[Input for this task start]

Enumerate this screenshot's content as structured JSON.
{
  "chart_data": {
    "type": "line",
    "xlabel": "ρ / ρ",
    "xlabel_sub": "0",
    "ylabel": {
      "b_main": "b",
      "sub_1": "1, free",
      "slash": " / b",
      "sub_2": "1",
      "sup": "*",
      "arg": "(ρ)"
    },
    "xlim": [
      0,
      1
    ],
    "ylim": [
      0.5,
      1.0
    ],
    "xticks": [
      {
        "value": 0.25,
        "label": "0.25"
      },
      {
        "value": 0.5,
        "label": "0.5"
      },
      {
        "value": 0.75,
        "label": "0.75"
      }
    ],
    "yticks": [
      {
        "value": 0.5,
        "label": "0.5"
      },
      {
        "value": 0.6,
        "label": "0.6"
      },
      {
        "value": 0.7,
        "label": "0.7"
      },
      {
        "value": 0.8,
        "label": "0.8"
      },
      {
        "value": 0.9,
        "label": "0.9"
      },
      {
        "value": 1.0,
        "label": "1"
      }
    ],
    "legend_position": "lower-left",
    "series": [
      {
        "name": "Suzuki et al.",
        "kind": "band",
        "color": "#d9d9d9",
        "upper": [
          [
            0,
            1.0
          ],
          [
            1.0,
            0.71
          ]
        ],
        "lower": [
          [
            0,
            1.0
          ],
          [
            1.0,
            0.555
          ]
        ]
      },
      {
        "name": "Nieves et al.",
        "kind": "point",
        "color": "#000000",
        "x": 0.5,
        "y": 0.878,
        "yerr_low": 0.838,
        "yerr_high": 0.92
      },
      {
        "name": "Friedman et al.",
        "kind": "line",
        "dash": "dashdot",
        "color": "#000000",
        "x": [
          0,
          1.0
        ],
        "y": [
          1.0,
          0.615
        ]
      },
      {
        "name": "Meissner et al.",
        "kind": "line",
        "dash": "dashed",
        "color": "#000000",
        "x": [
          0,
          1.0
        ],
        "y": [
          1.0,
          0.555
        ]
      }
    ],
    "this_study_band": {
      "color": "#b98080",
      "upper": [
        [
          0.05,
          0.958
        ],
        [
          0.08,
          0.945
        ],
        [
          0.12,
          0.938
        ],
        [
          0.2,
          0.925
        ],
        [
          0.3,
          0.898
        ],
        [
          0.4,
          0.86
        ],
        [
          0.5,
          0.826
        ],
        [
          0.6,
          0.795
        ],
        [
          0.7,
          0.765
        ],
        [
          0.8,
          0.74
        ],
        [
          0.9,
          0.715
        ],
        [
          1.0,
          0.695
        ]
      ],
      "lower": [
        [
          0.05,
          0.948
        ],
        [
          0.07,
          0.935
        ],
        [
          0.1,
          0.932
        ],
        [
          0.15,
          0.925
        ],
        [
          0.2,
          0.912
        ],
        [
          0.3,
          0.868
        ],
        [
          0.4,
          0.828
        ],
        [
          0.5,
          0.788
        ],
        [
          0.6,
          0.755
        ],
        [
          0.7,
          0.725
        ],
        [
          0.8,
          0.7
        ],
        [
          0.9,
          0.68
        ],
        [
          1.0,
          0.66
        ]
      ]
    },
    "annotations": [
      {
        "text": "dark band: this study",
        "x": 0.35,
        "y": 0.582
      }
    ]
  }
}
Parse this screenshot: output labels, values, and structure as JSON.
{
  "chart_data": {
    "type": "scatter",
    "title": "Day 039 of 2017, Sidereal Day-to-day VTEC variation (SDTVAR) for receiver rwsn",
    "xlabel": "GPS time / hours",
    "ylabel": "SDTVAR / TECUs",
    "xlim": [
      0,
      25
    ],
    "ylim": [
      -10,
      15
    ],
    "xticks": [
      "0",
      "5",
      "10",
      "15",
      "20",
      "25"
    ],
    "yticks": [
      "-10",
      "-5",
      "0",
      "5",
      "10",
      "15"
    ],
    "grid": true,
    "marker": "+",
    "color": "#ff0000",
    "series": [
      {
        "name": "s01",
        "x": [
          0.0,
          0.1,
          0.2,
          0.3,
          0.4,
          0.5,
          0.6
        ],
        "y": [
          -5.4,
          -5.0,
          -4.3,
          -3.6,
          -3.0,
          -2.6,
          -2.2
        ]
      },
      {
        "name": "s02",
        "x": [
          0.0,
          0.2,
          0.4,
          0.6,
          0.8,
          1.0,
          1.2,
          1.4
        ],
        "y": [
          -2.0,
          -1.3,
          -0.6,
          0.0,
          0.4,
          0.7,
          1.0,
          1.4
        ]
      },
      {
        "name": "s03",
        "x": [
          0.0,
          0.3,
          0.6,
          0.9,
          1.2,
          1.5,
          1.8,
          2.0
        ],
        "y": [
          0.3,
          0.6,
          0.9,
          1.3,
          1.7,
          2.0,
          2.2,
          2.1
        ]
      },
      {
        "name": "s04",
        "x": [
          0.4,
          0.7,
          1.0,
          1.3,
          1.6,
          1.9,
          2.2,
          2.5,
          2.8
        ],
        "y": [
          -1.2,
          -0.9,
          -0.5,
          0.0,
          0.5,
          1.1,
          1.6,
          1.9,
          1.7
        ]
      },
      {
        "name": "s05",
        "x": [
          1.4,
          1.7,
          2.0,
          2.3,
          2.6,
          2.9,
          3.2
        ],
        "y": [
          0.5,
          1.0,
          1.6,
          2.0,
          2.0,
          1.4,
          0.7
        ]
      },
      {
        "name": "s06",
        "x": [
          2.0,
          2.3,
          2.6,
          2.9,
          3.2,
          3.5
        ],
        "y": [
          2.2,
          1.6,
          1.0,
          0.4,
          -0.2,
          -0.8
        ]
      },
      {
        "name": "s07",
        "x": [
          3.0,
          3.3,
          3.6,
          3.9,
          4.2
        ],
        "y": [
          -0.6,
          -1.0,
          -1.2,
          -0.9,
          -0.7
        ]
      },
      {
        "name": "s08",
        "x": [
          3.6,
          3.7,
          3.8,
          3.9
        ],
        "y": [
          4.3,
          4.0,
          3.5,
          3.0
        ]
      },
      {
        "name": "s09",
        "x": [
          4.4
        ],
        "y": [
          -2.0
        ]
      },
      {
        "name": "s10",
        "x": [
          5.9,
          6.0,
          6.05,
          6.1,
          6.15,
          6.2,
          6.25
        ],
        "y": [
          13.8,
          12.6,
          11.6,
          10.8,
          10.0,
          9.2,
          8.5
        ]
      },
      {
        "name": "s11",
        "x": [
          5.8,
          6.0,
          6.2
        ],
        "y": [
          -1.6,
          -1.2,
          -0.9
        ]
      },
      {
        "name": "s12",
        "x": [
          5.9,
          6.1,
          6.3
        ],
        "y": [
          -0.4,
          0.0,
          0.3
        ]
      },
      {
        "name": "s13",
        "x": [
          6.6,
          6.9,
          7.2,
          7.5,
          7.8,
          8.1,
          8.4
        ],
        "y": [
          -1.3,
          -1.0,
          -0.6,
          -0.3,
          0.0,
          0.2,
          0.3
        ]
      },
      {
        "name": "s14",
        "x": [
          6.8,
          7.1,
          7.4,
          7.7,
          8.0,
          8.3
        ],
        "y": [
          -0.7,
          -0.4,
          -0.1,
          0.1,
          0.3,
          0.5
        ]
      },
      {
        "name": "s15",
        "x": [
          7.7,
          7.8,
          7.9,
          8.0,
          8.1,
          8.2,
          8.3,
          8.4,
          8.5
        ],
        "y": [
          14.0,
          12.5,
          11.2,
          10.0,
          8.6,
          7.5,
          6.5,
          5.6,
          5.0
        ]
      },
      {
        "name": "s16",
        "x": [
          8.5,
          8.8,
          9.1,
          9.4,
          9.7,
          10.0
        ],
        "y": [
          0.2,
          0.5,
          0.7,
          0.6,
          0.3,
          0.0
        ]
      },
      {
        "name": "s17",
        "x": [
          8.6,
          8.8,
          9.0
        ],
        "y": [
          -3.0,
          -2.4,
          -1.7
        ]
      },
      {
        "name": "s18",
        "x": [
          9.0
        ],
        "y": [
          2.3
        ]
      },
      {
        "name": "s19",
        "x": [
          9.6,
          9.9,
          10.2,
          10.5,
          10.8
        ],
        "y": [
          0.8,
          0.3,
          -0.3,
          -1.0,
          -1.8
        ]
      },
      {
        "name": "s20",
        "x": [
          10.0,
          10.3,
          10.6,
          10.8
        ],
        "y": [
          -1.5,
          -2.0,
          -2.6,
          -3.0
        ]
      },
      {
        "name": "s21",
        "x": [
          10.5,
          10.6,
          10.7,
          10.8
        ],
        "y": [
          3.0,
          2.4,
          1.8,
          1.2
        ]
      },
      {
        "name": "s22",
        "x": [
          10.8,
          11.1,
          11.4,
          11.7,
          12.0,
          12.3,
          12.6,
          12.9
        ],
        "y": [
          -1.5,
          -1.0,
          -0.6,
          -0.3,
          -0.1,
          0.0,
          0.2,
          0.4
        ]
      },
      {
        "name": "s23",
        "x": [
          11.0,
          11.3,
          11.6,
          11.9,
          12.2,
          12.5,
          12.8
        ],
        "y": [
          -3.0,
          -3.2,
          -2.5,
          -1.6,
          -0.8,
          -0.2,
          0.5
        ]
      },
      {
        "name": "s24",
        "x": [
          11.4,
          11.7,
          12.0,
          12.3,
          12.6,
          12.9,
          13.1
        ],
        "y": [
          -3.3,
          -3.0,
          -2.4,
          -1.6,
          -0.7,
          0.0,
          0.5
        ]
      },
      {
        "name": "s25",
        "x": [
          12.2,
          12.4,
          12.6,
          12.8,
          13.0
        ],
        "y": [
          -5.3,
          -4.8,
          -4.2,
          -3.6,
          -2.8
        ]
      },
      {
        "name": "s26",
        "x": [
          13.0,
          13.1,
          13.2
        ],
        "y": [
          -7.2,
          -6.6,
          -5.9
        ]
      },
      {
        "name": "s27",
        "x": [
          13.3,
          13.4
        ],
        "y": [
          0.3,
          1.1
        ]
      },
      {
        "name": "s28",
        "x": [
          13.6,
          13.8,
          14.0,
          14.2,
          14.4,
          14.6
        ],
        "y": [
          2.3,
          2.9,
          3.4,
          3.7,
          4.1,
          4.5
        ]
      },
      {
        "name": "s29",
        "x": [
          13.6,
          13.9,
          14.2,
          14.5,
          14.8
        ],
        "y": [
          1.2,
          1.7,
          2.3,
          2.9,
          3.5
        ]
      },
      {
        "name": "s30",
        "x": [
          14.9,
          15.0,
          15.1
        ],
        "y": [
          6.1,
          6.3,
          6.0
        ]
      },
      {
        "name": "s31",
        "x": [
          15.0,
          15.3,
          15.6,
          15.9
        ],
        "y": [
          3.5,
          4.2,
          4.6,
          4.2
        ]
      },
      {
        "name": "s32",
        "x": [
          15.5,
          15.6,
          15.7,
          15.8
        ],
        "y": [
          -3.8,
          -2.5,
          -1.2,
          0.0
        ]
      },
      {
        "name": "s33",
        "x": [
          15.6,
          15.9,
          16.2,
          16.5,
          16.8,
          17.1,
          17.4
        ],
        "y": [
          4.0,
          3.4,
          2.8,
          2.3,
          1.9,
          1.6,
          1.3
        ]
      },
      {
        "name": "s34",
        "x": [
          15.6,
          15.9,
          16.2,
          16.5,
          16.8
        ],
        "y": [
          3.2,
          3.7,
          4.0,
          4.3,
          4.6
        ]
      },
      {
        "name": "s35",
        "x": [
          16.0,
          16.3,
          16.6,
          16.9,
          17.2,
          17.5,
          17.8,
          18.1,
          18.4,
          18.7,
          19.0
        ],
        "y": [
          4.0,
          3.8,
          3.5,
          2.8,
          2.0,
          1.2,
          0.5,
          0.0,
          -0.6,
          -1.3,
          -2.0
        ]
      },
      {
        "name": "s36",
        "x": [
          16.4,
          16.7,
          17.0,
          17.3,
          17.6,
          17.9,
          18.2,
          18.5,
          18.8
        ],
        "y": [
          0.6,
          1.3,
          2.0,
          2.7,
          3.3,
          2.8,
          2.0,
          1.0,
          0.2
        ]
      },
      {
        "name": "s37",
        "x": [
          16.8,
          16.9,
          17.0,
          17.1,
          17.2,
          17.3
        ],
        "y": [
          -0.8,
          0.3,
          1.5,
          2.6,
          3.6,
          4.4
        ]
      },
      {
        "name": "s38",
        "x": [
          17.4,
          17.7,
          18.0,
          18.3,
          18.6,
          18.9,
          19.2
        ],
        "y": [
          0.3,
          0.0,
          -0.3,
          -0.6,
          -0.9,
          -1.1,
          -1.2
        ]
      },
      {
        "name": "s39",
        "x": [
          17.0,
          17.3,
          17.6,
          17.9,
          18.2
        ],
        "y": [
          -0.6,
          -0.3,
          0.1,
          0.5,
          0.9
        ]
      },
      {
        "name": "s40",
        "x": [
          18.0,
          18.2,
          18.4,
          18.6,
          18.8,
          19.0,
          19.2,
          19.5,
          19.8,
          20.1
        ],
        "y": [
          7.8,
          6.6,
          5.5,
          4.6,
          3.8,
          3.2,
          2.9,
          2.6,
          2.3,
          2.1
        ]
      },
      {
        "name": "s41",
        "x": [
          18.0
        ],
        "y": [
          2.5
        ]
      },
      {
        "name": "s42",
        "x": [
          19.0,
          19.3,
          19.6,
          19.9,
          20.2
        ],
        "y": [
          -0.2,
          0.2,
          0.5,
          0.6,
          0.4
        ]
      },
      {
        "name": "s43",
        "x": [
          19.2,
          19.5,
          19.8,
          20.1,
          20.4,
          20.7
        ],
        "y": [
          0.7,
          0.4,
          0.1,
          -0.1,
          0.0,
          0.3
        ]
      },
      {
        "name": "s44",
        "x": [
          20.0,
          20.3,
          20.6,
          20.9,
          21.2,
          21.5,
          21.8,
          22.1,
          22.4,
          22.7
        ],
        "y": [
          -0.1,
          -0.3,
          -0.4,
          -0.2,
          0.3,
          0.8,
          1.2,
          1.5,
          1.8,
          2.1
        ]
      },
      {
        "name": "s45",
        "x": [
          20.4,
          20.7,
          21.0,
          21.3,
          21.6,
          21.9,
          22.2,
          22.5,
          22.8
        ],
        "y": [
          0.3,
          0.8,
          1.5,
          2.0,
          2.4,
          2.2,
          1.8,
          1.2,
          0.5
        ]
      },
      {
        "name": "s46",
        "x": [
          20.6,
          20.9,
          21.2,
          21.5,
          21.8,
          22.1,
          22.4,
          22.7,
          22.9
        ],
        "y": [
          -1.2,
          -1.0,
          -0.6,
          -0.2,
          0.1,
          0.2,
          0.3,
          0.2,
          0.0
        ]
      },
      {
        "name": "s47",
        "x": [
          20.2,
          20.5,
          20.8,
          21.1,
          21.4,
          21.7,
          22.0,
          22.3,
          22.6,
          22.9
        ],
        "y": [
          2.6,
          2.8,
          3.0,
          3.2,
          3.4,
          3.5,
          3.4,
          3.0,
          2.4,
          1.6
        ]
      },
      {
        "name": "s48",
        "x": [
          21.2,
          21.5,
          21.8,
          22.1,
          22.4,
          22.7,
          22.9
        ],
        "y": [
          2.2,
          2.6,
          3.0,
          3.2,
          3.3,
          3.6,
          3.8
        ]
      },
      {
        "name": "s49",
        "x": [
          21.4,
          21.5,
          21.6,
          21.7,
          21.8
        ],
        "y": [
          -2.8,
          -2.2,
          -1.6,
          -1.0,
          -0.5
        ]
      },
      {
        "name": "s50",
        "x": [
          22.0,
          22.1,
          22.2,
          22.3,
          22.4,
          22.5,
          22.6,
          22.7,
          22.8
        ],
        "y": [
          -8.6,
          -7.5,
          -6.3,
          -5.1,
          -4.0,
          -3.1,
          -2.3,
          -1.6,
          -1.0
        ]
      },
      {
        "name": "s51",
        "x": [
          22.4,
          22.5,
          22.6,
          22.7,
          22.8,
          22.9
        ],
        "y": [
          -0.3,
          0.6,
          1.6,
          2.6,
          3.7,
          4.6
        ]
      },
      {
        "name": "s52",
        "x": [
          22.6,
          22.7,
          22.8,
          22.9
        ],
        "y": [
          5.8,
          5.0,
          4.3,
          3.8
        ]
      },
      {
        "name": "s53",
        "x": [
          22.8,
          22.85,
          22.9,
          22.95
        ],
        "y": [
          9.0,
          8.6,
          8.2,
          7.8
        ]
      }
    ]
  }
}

[Input for this task end]

*Task details:*
Determine how many lines in the data above contain the string "kind". Give nothing except the number.

*Right answer:*
4